**What you have to do:**
Copy everything in the listing below word for word, apart from any images.

**Items:**
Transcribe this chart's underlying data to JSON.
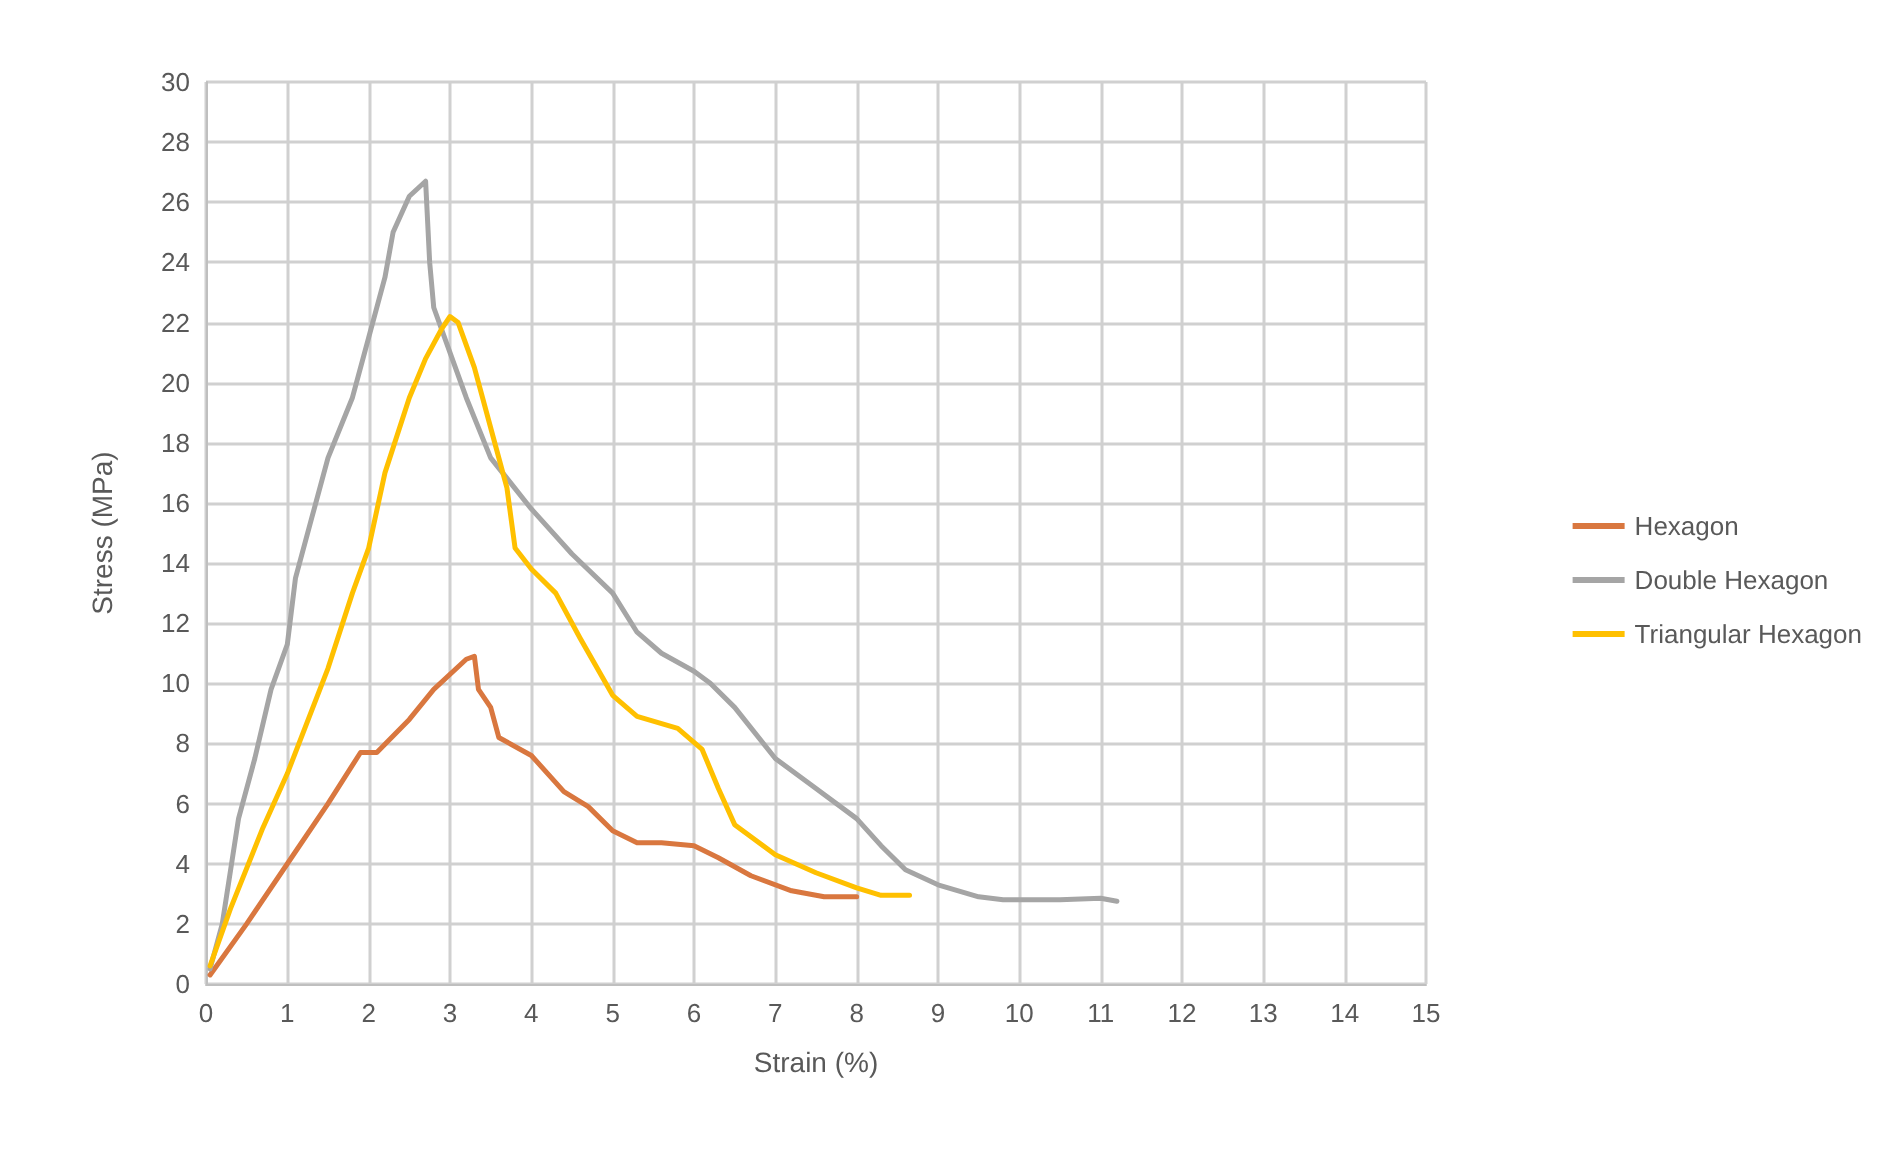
{
  "chart_data": {
    "type": "line",
    "xlabel": "Strain (%)",
    "ylabel": "Stress (MPa)",
    "xlim": [
      0,
      15
    ],
    "xticks": [
      0,
      1,
      2,
      3,
      4,
      5,
      6,
      7,
      8,
      9,
      10,
      11,
      12,
      13,
      14,
      15
    ],
    "ylim": [
      0,
      30
    ],
    "yticks": [
      0,
      2,
      4,
      6,
      8,
      10,
      12,
      14,
      16,
      18,
      20,
      22,
      24,
      26,
      28,
      30
    ],
    "grid": true,
    "legend": "right",
    "marker": "none",
    "line_style": "solid",
    "series": [
      {
        "name": "Hexagon",
        "color": "#d9773f",
        "x": [
          0.05,
          0.5,
          1,
          1.5,
          1.9,
          2.1,
          2.5,
          2.8,
          3.2,
          3.3,
          3.35,
          3.5,
          3.6,
          4,
          4.4,
          4.7,
          5,
          5.3,
          5.6,
          6,
          6.3,
          6.7,
          7.2,
          7.6,
          8
        ],
        "values": [
          0.3,
          2,
          4,
          6,
          7.7,
          7.7,
          8.8,
          9.8,
          10.8,
          10.9,
          9.8,
          9.2,
          8.2,
          7.6,
          6.4,
          5.9,
          5.1,
          4.7,
          4.7,
          4.6,
          4.2,
          3.6,
          3.1,
          2.9,
          2.9
        ]
      },
      {
        "name": "Double Hexagon",
        "color": "#a5a5a5",
        "x": [
          0.05,
          0.2,
          0.4,
          0.6,
          0.8,
          1,
          1.1,
          1.3,
          1.5,
          1.8,
          2,
          2.2,
          2.3,
          2.5,
          2.7,
          2.75,
          2.8,
          3,
          3.2,
          3.5,
          4,
          4.5,
          5,
          5.3,
          5.6,
          6,
          6.2,
          6.5,
          7,
          7.5,
          8,
          8.3,
          8.6,
          9,
          9.5,
          9.8,
          10.5,
          11,
          11.2
        ],
        "values": [
          0.5,
          2,
          5.5,
          7.5,
          9.8,
          11.3,
          13.5,
          15.5,
          17.5,
          19.5,
          21.5,
          23.5,
          25,
          26.2,
          26.7,
          24,
          22.5,
          21,
          19.5,
          17.5,
          15.8,
          14.3,
          13,
          11.7,
          11,
          10.4,
          10,
          9.2,
          7.5,
          6.5,
          5.5,
          4.6,
          3.8,
          3.3,
          2.9,
          2.8,
          2.8,
          2.85,
          2.75
        ]
      },
      {
        "name": "Triangular Hexagon",
        "color": "#ffc000",
        "x": [
          0.05,
          0.3,
          0.7,
          1,
          1.5,
          1.8,
          2,
          2.2,
          2.5,
          2.7,
          2.9,
          3,
          3.1,
          3.3,
          3.5,
          3.7,
          3.8,
          4,
          4.3,
          4.6,
          5,
          5.3,
          5.8,
          6.1,
          6.3,
          6.5,
          7,
          7.5,
          8,
          8.3,
          8.65
        ],
        "values": [
          0.6,
          2.5,
          5.2,
          7,
          10.5,
          13,
          14.5,
          17,
          19.5,
          20.8,
          21.8,
          22.2,
          22,
          20.5,
          18.5,
          16.5,
          14.5,
          13.8,
          13,
          11.5,
          9.6,
          8.9,
          8.5,
          7.8,
          6.5,
          5.3,
          4.3,
          3.7,
          3.2,
          2.95,
          2.95
        ]
      }
    ]
  }
}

**Finished task:**
Transcribe this chart's underlying data to JSON.
{
  "chart_data": {
    "type": "line",
    "xlabel": "Strain (%)",
    "ylabel": "Stress (MPa)",
    "xlim": [
      0,
      15
    ],
    "xticks": [
      0,
      1,
      2,
      3,
      4,
      5,
      6,
      7,
      8,
      9,
      10,
      11,
      12,
      13,
      14,
      15
    ],
    "ylim": [
      0,
      30
    ],
    "yticks": [
      0,
      2,
      4,
      6,
      8,
      10,
      12,
      14,
      16,
      18,
      20,
      22,
      24,
      26,
      28,
      30
    ],
    "grid": true,
    "legend": "right",
    "marker": "none",
    "line_style": "solid",
    "series": [
      {
        "name": "Hexagon",
        "color": "#d9773f",
        "x": [
          0.05,
          0.5,
          1,
          1.5,
          1.9,
          2.1,
          2.5,
          2.8,
          3.2,
          3.3,
          3.35,
          3.5,
          3.6,
          4,
          4.4,
          4.7,
          5,
          5.3,
          5.6,
          6,
          6.3,
          6.7,
          7.2,
          7.6,
          8
        ],
        "values": [
          0.3,
          2,
          4,
          6,
          7.7,
          7.7,
          8.8,
          9.8,
          10.8,
          10.9,
          9.8,
          9.2,
          8.2,
          7.6,
          6.4,
          5.9,
          5.1,
          4.7,
          4.7,
          4.6,
          4.2,
          3.6,
          3.1,
          2.9,
          2.9
        ]
      },
      {
        "name": "Double Hexagon",
        "color": "#a5a5a5",
        "x": [
          0.05,
          0.2,
          0.4,
          0.6,
          0.8,
          1,
          1.1,
          1.3,
          1.5,
          1.8,
          2,
          2.2,
          2.3,
          2.5,
          2.7,
          2.75,
          2.8,
          3,
          3.2,
          3.5,
          4,
          4.5,
          5,
          5.3,
          5.6,
          6,
          6.2,
          6.5,
          7,
          7.5,
          8,
          8.3,
          8.6,
          9,
          9.5,
          9.8,
          10.5,
          11,
          11.2
        ],
        "values": [
          0.5,
          2,
          5.5,
          7.5,
          9.8,
          11.3,
          13.5,
          15.5,
          17.5,
          19.5,
          21.5,
          23.5,
          25,
          26.2,
          26.7,
          24,
          22.5,
          21,
          19.5,
          17.5,
          15.8,
          14.3,
          13,
          11.7,
          11,
          10.4,
          10,
          9.2,
          7.5,
          6.5,
          5.5,
          4.6,
          3.8,
          3.3,
          2.9,
          2.8,
          2.8,
          2.85,
          2.75
        ]
      },
      {
        "name": "Triangular Hexagon",
        "color": "#ffc000",
        "x": [
          0.05,
          0.3,
          0.7,
          1,
          1.5,
          1.8,
          2,
          2.2,
          2.5,
          2.7,
          2.9,
          3,
          3.1,
          3.3,
          3.5,
          3.7,
          3.8,
          4,
          4.3,
          4.6,
          5,
          5.3,
          5.8,
          6.1,
          6.3,
          6.5,
          7,
          7.5,
          8,
          8.3,
          8.65
        ],
        "values": [
          0.6,
          2.5,
          5.2,
          7,
          10.5,
          13,
          14.5,
          17,
          19.5,
          20.8,
          21.8,
          22.2,
          22,
          20.5,
          18.5,
          16.5,
          14.5,
          13.8,
          13,
          11.5,
          9.6,
          8.9,
          8.5,
          7.8,
          6.5,
          5.3,
          4.3,
          3.7,
          3.2,
          2.95,
          2.95
        ]
      }
    ]
  }
}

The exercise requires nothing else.